Reproduce the material in full, unchanged.
※ ※ ※
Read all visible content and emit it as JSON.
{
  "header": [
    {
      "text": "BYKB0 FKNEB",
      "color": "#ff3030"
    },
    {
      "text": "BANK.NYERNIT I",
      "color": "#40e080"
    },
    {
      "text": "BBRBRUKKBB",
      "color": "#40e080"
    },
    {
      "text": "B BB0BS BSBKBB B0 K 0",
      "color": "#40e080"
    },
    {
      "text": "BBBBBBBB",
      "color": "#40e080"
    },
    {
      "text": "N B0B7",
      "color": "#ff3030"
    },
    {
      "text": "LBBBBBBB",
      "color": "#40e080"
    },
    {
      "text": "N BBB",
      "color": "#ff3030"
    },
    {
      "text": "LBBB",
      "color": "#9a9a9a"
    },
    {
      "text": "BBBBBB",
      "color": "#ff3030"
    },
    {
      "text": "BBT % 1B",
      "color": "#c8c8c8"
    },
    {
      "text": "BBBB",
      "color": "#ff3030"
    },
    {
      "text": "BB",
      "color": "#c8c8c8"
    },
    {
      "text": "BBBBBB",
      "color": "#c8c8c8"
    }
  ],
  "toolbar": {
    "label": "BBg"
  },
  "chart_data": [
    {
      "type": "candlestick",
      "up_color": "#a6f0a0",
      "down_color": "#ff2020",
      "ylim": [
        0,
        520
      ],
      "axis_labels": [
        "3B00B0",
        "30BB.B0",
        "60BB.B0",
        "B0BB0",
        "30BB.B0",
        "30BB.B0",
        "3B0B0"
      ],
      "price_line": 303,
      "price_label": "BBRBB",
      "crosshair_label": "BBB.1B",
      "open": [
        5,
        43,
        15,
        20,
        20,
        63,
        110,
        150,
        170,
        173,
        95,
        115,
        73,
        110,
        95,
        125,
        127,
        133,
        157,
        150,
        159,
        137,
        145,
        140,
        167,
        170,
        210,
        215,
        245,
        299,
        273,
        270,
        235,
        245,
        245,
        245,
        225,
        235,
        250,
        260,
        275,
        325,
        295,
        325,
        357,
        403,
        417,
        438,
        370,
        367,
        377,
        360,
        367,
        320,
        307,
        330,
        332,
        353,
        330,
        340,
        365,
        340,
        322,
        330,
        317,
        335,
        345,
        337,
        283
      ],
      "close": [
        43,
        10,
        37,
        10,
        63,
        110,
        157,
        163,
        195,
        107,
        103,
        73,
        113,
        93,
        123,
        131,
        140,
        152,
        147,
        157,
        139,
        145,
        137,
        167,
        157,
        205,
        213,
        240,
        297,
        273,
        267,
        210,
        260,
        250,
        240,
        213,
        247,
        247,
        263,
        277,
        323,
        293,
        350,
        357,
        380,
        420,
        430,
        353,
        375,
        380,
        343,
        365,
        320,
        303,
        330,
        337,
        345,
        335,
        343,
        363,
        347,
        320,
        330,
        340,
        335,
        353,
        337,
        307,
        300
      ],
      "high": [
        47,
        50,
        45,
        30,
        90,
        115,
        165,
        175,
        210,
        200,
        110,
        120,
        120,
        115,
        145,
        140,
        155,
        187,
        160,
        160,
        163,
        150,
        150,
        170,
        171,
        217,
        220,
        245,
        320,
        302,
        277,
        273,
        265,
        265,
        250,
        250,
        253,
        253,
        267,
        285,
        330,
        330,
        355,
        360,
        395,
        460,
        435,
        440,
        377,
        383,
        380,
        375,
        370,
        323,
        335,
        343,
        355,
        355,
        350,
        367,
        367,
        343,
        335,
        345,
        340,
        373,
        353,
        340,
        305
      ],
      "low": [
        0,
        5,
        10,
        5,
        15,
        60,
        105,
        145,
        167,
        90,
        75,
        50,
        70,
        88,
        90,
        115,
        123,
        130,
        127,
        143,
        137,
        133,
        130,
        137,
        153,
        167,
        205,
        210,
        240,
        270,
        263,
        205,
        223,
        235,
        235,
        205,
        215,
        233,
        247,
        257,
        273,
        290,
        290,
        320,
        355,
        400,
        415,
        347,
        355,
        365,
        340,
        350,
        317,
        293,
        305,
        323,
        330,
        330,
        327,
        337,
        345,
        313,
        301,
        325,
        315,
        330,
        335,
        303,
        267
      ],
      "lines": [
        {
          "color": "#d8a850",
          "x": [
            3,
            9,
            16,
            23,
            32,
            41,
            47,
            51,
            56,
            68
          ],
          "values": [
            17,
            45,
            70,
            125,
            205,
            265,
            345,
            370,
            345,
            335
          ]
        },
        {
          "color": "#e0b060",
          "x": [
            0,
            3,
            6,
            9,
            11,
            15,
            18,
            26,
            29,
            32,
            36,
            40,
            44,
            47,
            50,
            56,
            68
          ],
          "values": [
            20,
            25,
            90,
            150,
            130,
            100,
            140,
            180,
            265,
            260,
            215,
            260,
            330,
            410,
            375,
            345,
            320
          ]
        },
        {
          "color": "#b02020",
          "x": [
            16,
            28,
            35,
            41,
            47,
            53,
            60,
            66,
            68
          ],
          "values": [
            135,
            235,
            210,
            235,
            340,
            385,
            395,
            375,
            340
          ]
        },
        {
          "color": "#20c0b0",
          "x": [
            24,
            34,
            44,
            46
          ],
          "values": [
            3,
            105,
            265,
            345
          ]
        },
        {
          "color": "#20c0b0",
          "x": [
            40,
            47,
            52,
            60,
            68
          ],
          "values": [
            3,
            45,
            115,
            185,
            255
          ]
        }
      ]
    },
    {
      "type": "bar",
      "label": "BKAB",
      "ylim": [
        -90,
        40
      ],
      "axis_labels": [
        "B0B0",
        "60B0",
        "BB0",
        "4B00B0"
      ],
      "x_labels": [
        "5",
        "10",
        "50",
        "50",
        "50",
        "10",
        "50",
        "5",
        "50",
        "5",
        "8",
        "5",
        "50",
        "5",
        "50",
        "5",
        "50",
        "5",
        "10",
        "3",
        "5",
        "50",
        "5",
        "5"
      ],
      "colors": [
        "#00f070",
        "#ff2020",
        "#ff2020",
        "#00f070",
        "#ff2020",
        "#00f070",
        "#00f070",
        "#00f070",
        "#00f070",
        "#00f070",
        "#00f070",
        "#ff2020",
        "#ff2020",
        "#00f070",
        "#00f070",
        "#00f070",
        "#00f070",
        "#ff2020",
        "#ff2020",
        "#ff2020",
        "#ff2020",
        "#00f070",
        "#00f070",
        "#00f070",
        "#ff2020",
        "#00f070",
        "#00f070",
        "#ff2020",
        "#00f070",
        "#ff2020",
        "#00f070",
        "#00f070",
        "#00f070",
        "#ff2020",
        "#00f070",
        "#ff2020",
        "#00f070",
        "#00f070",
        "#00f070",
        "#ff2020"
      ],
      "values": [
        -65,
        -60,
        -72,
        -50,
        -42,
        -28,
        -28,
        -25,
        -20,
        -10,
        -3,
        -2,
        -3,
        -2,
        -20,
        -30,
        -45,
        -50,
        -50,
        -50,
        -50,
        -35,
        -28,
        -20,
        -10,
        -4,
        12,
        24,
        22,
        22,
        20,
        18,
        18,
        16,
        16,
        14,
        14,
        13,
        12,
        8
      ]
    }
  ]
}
※ ※ ※
> Problem solution
Read all visible content and emit it as JSON.
{
  "header": [
    {
      "text": "BYKB0 FKNEB",
      "color": "#ff3030"
    },
    {
      "text": "BANK.NYERNIT I",
      "color": "#40e080"
    },
    {
      "text": "BBRBRUKKBB",
      "color": "#40e080"
    },
    {
      "text": "B BB0BS BSBKBB B0 K 0",
      "color": "#40e080"
    },
    {
      "text": "BBBBBBBB",
      "color": "#40e080"
    },
    {
      "text": "N B0B7",
      "color": "#ff3030"
    },
    {
      "text": "LBBBBBBB",
      "color": "#40e080"
    },
    {
      "text": "N BBB",
      "color": "#ff3030"
    },
    {
      "text": "LBBB",
      "color": "#9a9a9a"
    },
    {
      "text": "BBBBBB",
      "color": "#ff3030"
    },
    {
      "text": "BBT % 1B",
      "color": "#c8c8c8"
    },
    {
      "text": "BBBB",
      "color": "#ff3030"
    },
    {
      "text": "BB",
      "color": "#c8c8c8"
    },
    {
      "text": "BBBBBB",
      "color": "#c8c8c8"
    }
  ],
  "toolbar": {
    "label": "BBg"
  },
  "chart_data": [
    {
      "type": "candlestick",
      "up_color": "#a6f0a0",
      "down_color": "#ff2020",
      "ylim": [
        0,
        520
      ],
      "axis_labels": [
        "3B00B0",
        "30BB.B0",
        "60BB.B0",
        "B0BB0",
        "30BB.B0",
        "30BB.B0",
        "3B0B0"
      ],
      "price_line": 303,
      "price_label": "BBRBB",
      "crosshair_label": "BBB.1B",
      "open": [
        5,
        43,
        15,
        20,
        20,
        63,
        110,
        150,
        170,
        173,
        95,
        115,
        73,
        110,
        95,
        125,
        127,
        133,
        157,
        150,
        159,
        137,
        145,
        140,
        167,
        170,
        210,
        215,
        245,
        299,
        273,
        270,
        235,
        245,
        245,
        245,
        225,
        235,
        250,
        260,
        275,
        325,
        295,
        325,
        357,
        403,
        417,
        438,
        370,
        367,
        377,
        360,
        367,
        320,
        307,
        330,
        332,
        353,
        330,
        340,
        365,
        340,
        322,
        330,
        317,
        335,
        345,
        337,
        283
      ],
      "close": [
        43,
        10,
        37,
        10,
        63,
        110,
        157,
        163,
        195,
        107,
        103,
        73,
        113,
        93,
        123,
        131,
        140,
        152,
        147,
        157,
        139,
        145,
        137,
        167,
        157,
        205,
        213,
        240,
        297,
        273,
        267,
        210,
        260,
        250,
        240,
        213,
        247,
        247,
        263,
        277,
        323,
        293,
        350,
        357,
        380,
        420,
        430,
        353,
        375,
        380,
        343,
        365,
        320,
        303,
        330,
        337,
        345,
        335,
        343,
        363,
        347,
        320,
        330,
        340,
        335,
        353,
        337,
        307,
        300
      ],
      "high": [
        47,
        50,
        45,
        30,
        90,
        115,
        165,
        175,
        210,
        200,
        110,
        120,
        120,
        115,
        145,
        140,
        155,
        187,
        160,
        160,
        163,
        150,
        150,
        170,
        171,
        217,
        220,
        245,
        320,
        302,
        277,
        273,
        265,
        265,
        250,
        250,
        253,
        253,
        267,
        285,
        330,
        330,
        355,
        360,
        395,
        460,
        435,
        440,
        377,
        383,
        380,
        375,
        370,
        323,
        335,
        343,
        355,
        355,
        350,
        367,
        367,
        343,
        335,
        345,
        340,
        373,
        353,
        340,
        305
      ],
      "low": [
        0,
        5,
        10,
        5,
        15,
        60,
        105,
        145,
        167,
        90,
        75,
        50,
        70,
        88,
        90,
        115,
        123,
        130,
        127,
        143,
        137,
        133,
        130,
        137,
        153,
        167,
        205,
        210,
        240,
        270,
        263,
        205,
        223,
        235,
        235,
        205,
        215,
        233,
        247,
        257,
        273,
        290,
        290,
        320,
        355,
        400,
        415,
        347,
        355,
        365,
        340,
        350,
        317,
        293,
        305,
        323,
        330,
        330,
        327,
        337,
        345,
        313,
        301,
        325,
        315,
        330,
        335,
        303,
        267
      ],
      "lines": [
        {
          "color": "#d8a850",
          "x": [
            3,
            9,
            16,
            23,
            32,
            41,
            47,
            51,
            56,
            68
          ],
          "values": [
            17,
            45,
            70,
            125,
            205,
            265,
            345,
            370,
            345,
            335
          ]
        },
        {
          "color": "#e0b060",
          "x": [
            0,
            3,
            6,
            9,
            11,
            15,
            18,
            26,
            29,
            32,
            36,
            40,
            44,
            47,
            50,
            56,
            68
          ],
          "values": [
            20,
            25,
            90,
            150,
            130,
            100,
            140,
            180,
            265,
            260,
            215,
            260,
            330,
            410,
            375,
            345,
            320
          ]
        },
        {
          "color": "#b02020",
          "x": [
            16,
            28,
            35,
            41,
            47,
            53,
            60,
            66,
            68
          ],
          "values": [
            135,
            235,
            210,
            235,
            340,
            385,
            395,
            375,
            340
          ]
        },
        {
          "color": "#20c0b0",
          "x": [
            24,
            34,
            44,
            46
          ],
          "values": [
            3,
            105,
            265,
            345
          ]
        },
        {
          "color": "#20c0b0",
          "x": [
            40,
            47,
            52,
            60,
            68
          ],
          "values": [
            3,
            45,
            115,
            185,
            255
          ]
        }
      ]
    },
    {
      "type": "bar",
      "label": "BKAB",
      "ylim": [
        -90,
        40
      ],
      "axis_labels": [
        "B0B0",
        "60B0",
        "BB0",
        "4B00B0"
      ],
      "x_labels": [
        "5",
        "10",
        "50",
        "50",
        "50",
        "10",
        "50",
        "5",
        "50",
        "5",
        "8",
        "5",
        "50",
        "5",
        "50",
        "5",
        "50",
        "5",
        "10",
        "3",
        "5",
        "50",
        "5",
        "5"
      ],
      "colors": [
        "#00f070",
        "#ff2020",
        "#ff2020",
        "#00f070",
        "#ff2020",
        "#00f070",
        "#00f070",
        "#00f070",
        "#00f070",
        "#00f070",
        "#00f070",
        "#ff2020",
        "#ff2020",
        "#00f070",
        "#00f070",
        "#00f070",
        "#00f070",
        "#ff2020",
        "#ff2020",
        "#ff2020",
        "#ff2020",
        "#00f070",
        "#00f070",
        "#00f070",
        "#ff2020",
        "#00f070",
        "#00f070",
        "#ff2020",
        "#00f070",
        "#ff2020",
        "#00f070",
        "#00f070",
        "#00f070",
        "#ff2020",
        "#00f070",
        "#ff2020",
        "#00f070",
        "#00f070",
        "#00f070",
        "#ff2020"
      ],
      "values": [
        -65,
        -60,
        -72,
        -50,
        -42,
        -28,
        -28,
        -25,
        -20,
        -10,
        -3,
        -2,
        -3,
        -2,
        -20,
        -30,
        -45,
        -50,
        -50,
        -50,
        -50,
        -35,
        -28,
        -20,
        -10,
        -4,
        12,
        24,
        22,
        22,
        20,
        18,
        18,
        16,
        16,
        14,
        14,
        13,
        12,
        8
      ]
    }
  ]
}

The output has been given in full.